(Stored items from a collection)

START

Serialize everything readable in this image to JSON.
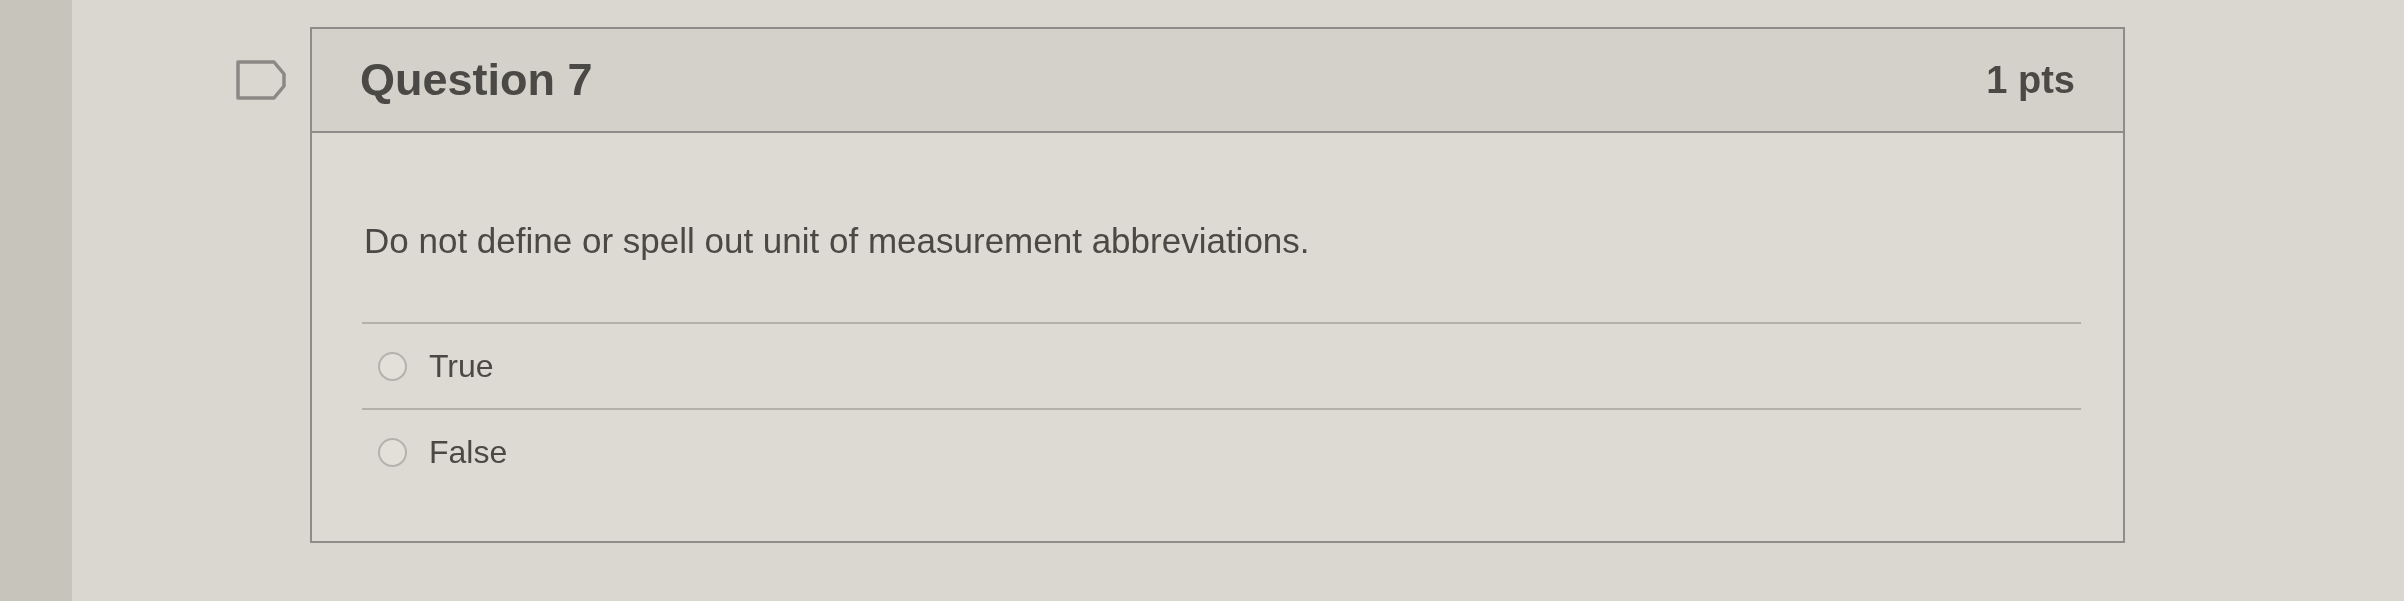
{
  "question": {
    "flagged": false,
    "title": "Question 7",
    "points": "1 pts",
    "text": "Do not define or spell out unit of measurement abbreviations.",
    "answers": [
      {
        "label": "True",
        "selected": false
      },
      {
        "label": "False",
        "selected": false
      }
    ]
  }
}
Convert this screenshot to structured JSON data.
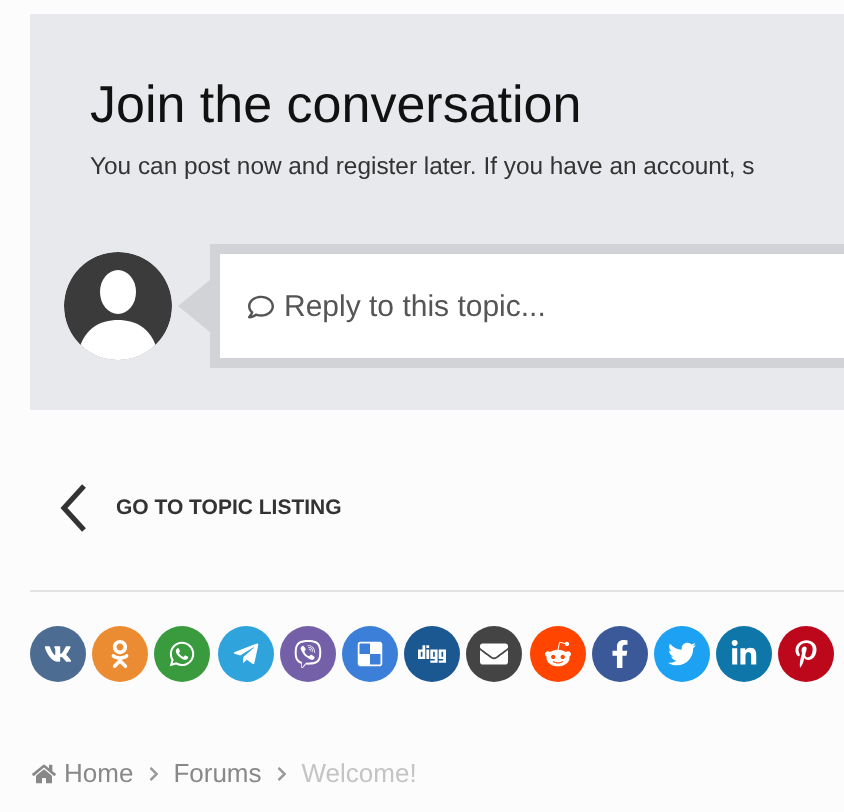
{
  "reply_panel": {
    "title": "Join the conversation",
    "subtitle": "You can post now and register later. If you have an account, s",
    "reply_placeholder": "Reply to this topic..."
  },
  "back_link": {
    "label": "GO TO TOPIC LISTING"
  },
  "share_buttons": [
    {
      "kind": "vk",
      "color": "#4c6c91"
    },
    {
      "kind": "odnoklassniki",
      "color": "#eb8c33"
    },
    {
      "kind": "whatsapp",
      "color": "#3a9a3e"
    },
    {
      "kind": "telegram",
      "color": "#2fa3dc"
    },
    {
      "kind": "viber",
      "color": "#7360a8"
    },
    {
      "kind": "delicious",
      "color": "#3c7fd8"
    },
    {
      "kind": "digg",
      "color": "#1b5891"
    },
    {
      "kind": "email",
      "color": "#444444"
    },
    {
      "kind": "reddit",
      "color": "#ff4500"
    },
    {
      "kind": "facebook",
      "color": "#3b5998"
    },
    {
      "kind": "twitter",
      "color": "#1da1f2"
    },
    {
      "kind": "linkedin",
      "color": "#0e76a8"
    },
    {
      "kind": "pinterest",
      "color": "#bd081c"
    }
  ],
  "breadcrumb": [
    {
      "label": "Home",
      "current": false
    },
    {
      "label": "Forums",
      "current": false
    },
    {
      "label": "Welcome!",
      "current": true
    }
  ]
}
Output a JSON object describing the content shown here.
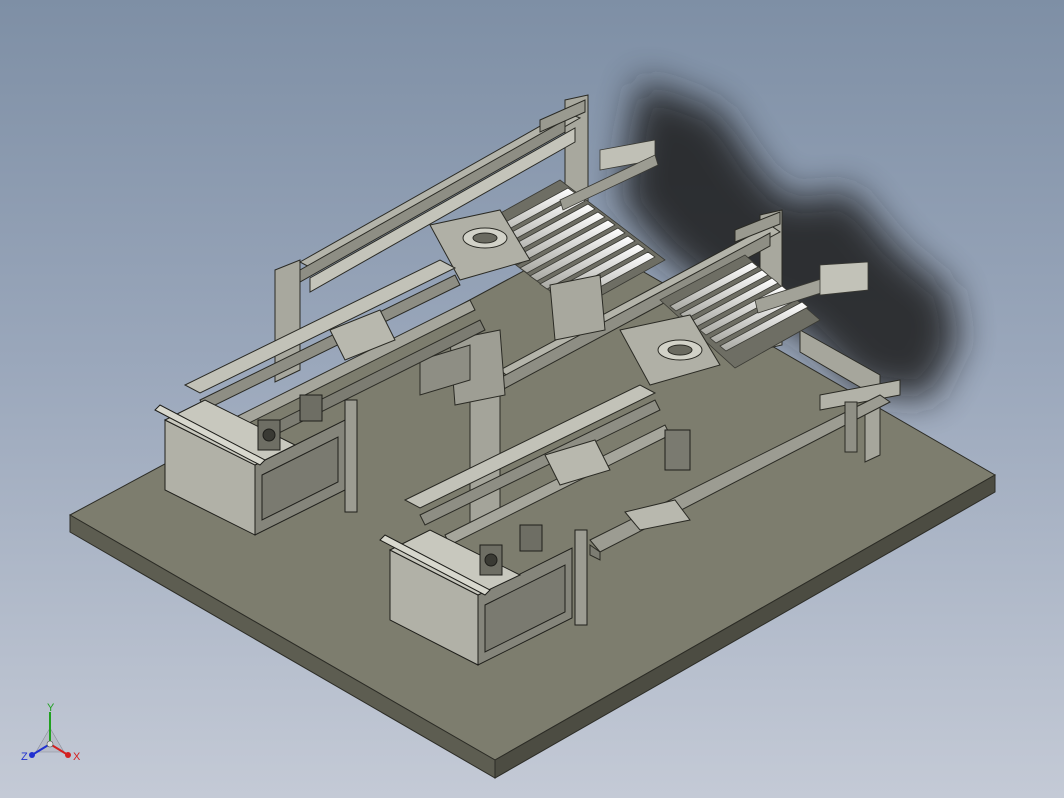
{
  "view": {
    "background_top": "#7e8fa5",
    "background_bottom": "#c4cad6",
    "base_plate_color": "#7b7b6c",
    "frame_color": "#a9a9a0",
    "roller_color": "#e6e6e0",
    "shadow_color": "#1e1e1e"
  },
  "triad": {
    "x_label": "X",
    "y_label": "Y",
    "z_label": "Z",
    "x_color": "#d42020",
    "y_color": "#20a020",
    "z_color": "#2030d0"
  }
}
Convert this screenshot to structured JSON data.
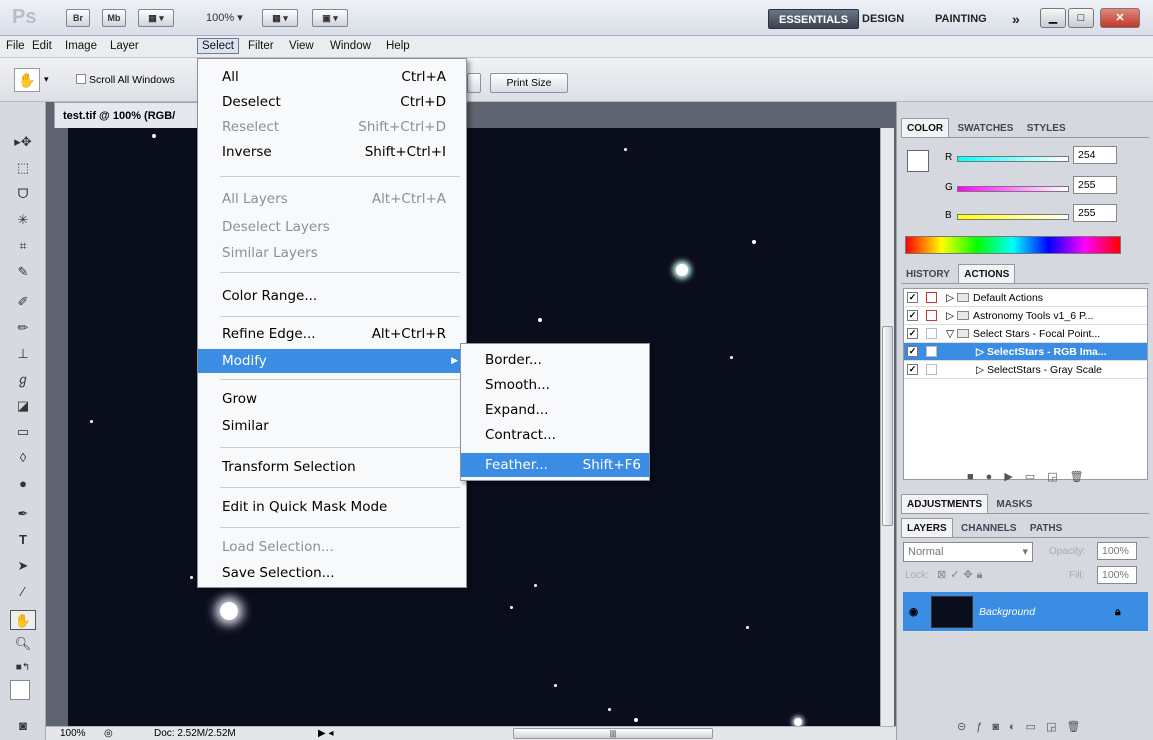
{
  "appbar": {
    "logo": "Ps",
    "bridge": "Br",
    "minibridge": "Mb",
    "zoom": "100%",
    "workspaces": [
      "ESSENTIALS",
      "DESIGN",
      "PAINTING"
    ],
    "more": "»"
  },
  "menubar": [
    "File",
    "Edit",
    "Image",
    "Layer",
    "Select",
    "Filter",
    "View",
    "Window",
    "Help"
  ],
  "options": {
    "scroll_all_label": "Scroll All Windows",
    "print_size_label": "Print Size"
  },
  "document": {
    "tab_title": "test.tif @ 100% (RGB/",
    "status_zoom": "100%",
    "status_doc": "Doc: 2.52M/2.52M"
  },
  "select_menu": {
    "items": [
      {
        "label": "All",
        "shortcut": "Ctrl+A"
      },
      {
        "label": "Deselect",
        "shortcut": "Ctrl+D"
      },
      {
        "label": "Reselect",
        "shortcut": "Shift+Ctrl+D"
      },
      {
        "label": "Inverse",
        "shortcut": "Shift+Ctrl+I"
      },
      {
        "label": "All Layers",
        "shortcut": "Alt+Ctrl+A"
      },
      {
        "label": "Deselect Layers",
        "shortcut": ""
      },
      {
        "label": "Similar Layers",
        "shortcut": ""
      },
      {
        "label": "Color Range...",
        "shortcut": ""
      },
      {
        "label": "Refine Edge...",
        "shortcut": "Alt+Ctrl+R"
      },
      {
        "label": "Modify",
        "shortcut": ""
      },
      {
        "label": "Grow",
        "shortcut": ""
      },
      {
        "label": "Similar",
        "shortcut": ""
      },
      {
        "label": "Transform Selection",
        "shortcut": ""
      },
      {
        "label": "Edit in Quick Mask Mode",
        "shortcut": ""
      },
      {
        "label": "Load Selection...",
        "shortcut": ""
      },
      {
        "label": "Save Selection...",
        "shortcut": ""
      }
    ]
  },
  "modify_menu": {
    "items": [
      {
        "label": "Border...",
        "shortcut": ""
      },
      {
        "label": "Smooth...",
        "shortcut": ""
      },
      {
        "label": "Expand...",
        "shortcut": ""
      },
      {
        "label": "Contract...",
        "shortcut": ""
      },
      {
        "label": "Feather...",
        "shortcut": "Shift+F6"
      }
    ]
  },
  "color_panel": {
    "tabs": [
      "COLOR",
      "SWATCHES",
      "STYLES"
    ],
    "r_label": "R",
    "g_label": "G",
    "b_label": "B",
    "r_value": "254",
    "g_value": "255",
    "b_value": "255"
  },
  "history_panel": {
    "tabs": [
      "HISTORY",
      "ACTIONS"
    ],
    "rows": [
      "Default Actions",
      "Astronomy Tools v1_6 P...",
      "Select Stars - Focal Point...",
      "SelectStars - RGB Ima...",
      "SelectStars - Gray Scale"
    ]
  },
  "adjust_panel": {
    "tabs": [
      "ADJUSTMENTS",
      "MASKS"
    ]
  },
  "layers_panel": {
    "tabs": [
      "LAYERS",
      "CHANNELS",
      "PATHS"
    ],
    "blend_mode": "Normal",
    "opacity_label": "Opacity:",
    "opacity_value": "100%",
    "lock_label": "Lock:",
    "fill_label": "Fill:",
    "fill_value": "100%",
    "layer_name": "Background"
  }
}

END

## Written task
Where does the word "this" appear? Return each line that holds it.

## Exercise answer
Serialize everything readable in this image to JSON.
Convert this screenshot to structured JSON data.
    "reply_placeholder": "Reply to this topic..."
Convert this screenshot to structured JSON data.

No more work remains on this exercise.